- WHAT IS NEEDED -
Look for "不含利息" in each line of the entries, and return the matching lines.

- DATA FOR THIS EXERCISE -
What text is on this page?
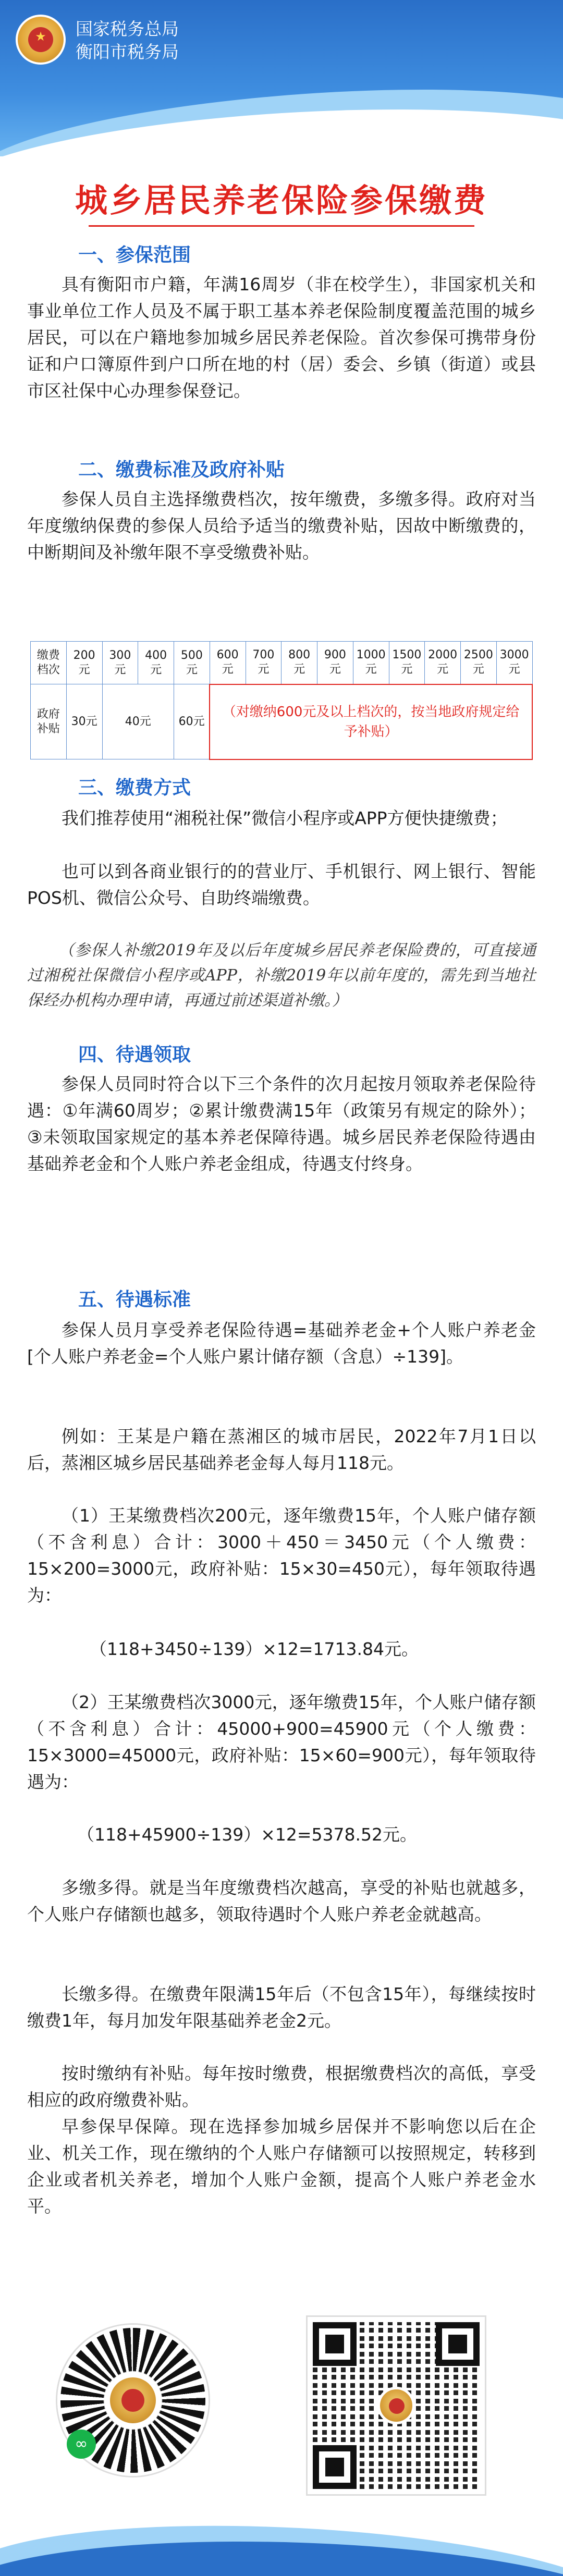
★	国家税务总局
衡阳市税务局
城乡居民养老保险参保缴费
一、参保范围
具有衡阳市户籍，年满16周岁（非在校学生），非国家机关和事业单位工作人员及不属于职工基本养老保险制度覆盖范围的城乡居民，可以在户籍地参加城乡居民养老保险。首次参保可携带身份证和户口簿原件到户口所在地的村（居）委会、乡镇（街道）或县市区社保中心办理参保登记。
二、缴费标准及政府补贴
参保人员自主选择缴费档次，按年缴费，多缴多得。政府对当年度缴纳保费的参保人员给予适当的缴费补贴，因故中断缴费的，中断期间及补缴年限不享受缴费补贴。
缴费档次	200元	300元	400元	500元	600元	700元	800元	900元	1000元	1500元	2000元	2500元	3000元
政府补贴	30元	40元		60元	（对缴纳600元及以上档次的，按当地政府规定给予补贴）								
三、缴费方式
我们推荐使用“湘税社保”微信小程序或APP方便快捷缴费；
也可以到各商业银行的的营业厅、手机银行、网上银行、智能POS机、微信公众号、自助终端缴费。
（参保人补缴2019年及以后年度城乡居民养老保险费的，可直接通过湘税社保微信小程序或APP，补缴2019年以前年度的，需先到当地社保经办机构办理申请，再通过前述渠道补缴。）
四、待遇领取
参保人员同时符合以下三个条件的次月起按月领取养老保险待遇：①年满60周岁；②累计缴费满15年（政策另有规定的除外）；③未领取国家规定的基本养老保障待遇。城乡居民养老保险待遇由基础养老金和个人账户养老金组成，待遇支付终身。
五、待遇标准
参保人员月享受养老保险待遇=基础养老金+个人账户养老金[个人账户养老金=个人账户累计储存额（含息）÷139]。
例如：王某是户籍在蒸湘区的城市居民，2022年7月1日以后，蒸湘区城乡居民基础养老金每人每月118元。
（1）王某缴费档次200元，逐年缴费15年，个人账户储存额（不含利息）合计：3000＋450＝3450元（个人缴费：15×200=3000元，政府补贴：15×30=450元），每年领取待遇为：
（118+3450÷139）×12=1713.84元。
（2）王某缴费档次3000元，逐年缴费15年，个人账户储存额（不含利息）合计：45000+900=45900元（个人缴费：15×3000=45000元，政府补贴：15×60=900元），每年领取待遇为：
（118+45900÷139）×12=5378.52元。
多缴多得。就是当年度缴费档次越高，享受的补贴也就越多，个人账户存储额也越多，领取待遇时个人账户养老金就越高。
长缴多得。在缴费年限满15年后（不包含15年），每继续按时缴费1年，每月加发年限基础养老金2元。
按时缴纳有补贴。每年按时缴费，根据缴费档次的高低，享受相应的政府缴费补贴。
早参保早保障。现在选择参加城乡居保并不影响您以后在企业、机关工作，现在缴纳的个人账户存储额可以按照规定，转移到企业或者机关养老，增加个人账户金额，提高个人账户养老金水平。
∞
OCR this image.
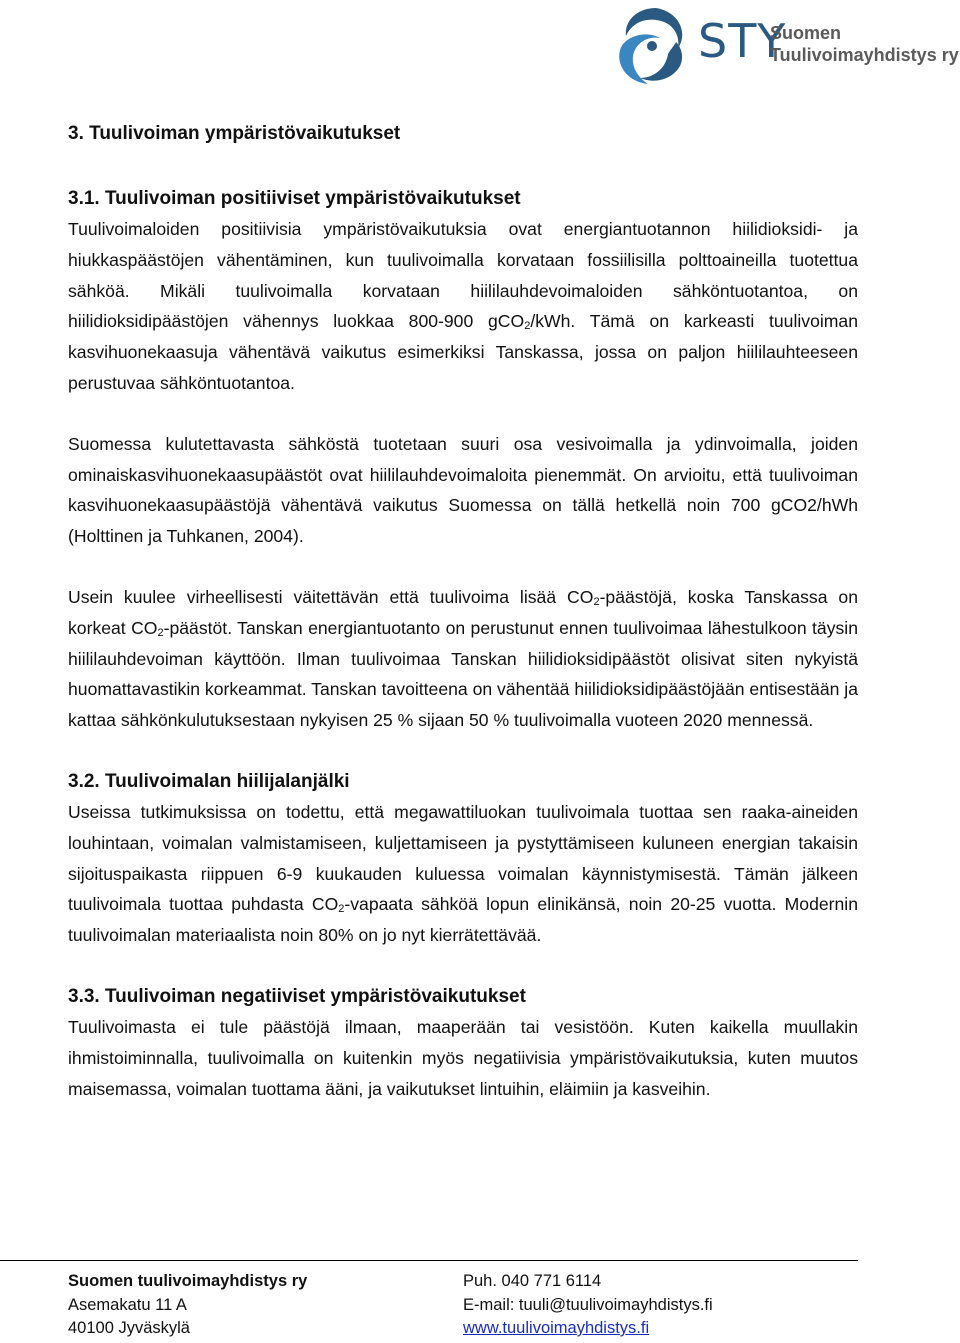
STY
Suomen
Tuulivoimayhdistys ry
3. Tuulivoiman ympäristövaikutukset
3.1. Tuulivoiman positiiviset ympäristövaikutukset

Tuulivoimaloiden positiivisia ympäristövaikutuksia ovat energiantuotannon hiilidioksidi- ja hiukkaspäästöjen vähentäminen, kun tuulivoimalla korvataan fossiilisilla polttoaineilla tuotettua sähköä. Mikäli tuulivoimalla korvataan hiililauhdevoimaloiden sähköntuotantoa, on hiilidioksidipäästöjen vähennys luokkaa 800-900 gCO$_2$/kWh. Tämä on karkeasti tuulivoiman kasvihuonekaasuja vähentävä vaikutus esimerkiksi Tanskassa, jossa on paljon hiililauhteeseen perustuvaa sähköntuotantoa.

Suomessa kulutettavasta sähköstä tuotetaan suuri osa vesivoimalla ja ydinvoimalla, joiden ominaiskasvihuonekaasupäästöt ovat hiililauhdevoimaloita pienemmät. On arvioitu, että tuulivoiman kasvihuonekaasupäästöjä vähentävä vaikutus Suomessa on tällä hetkellä noin 700 gCO2/hWh (Holttinen ja Tuhkanen, 2004).

Usein kuulee virheellisesti väitettävän että tuulivoima lisää $CO_2$-päästöjä, koska Tanskassa on korkeat $CO_2$-päästöt. Tanskan energiantuotanto on perustunut ennen tuulivoimaa lähestulkoon täysin hiililauhdevoiman käyttöön. Ilman tuulivoimaa Tanskan hiilidioksidipäästöt olisivat siten nykyistä huomattavastikin korkeammat. Tanskan tavoitteena on vähentää hiilidioksidipäästöjään entisestään ja kattaa sähkönkulutuksestaan nykyisen 25 % sijaan 50 % tuulivoimalla vuoteen 2020 mennessä.

3.2. Tuulivoimalan hiilijalanjälki

Useissa tutkimuksissa on todettu, että megawattiluokan tuulivoimala tuottaa sen raaka-aineiden louhintaan, voimalan valmistamiseen, kuljettamiseen ja pystyttämiseen kuluneen energian takaisin sijoituspaikasta riippuen 6-9 kuukauden kuluessa voimalan käynnistymisestä. Tämän jälkeen tuulivoimala tuottaa puhdasta $CO_2$-vapaata sähköä lopun elinikänsä, noin 20-25 vuotta. Modernin tuulivoimalan materiaalista noin 80% on jo nyt kierrätettävää.

3.3. Tuulivoiman negatiiviset ympäristövaikutukset

Tuulivoimasta ei tule päästöjä ilmaan, maaperään tai vesistöön. Kuten kaikella muullakin ihmistoiminnalla, tuulivoimalla on kuitenkin myös negatiivisia ympäristövaikutuksia, kuten muutos maisemassa, voimalan tuottama ääni, ja vaikutukset lintuihin, eläimiin ja kasveihin.

Suomen tuulivoimayhdistys ry
Asemakatu 11 A
40100 Jyväskylä
Puh. 040 771 6114
E-mail: tuuli@tuulivoimayhdistys.fi
www.tuulivoimayhdistys.fi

- SOLUTION -
（1）王某缴费档次200元，逐年缴费15年，个人账户储存额（不含利息）合计：3000＋450＝3450元（个人缴费：15×200=3000元，政府补贴：15×30=450元），每年领取待遇为：
（2）王某缴费档次3000元，逐年缴费15年，个人账户储存额（不含利息）合计：45000+900=45900元（个人缴费：15×3000=45000元，政府补贴：15×60=900元），每年领取待遇为：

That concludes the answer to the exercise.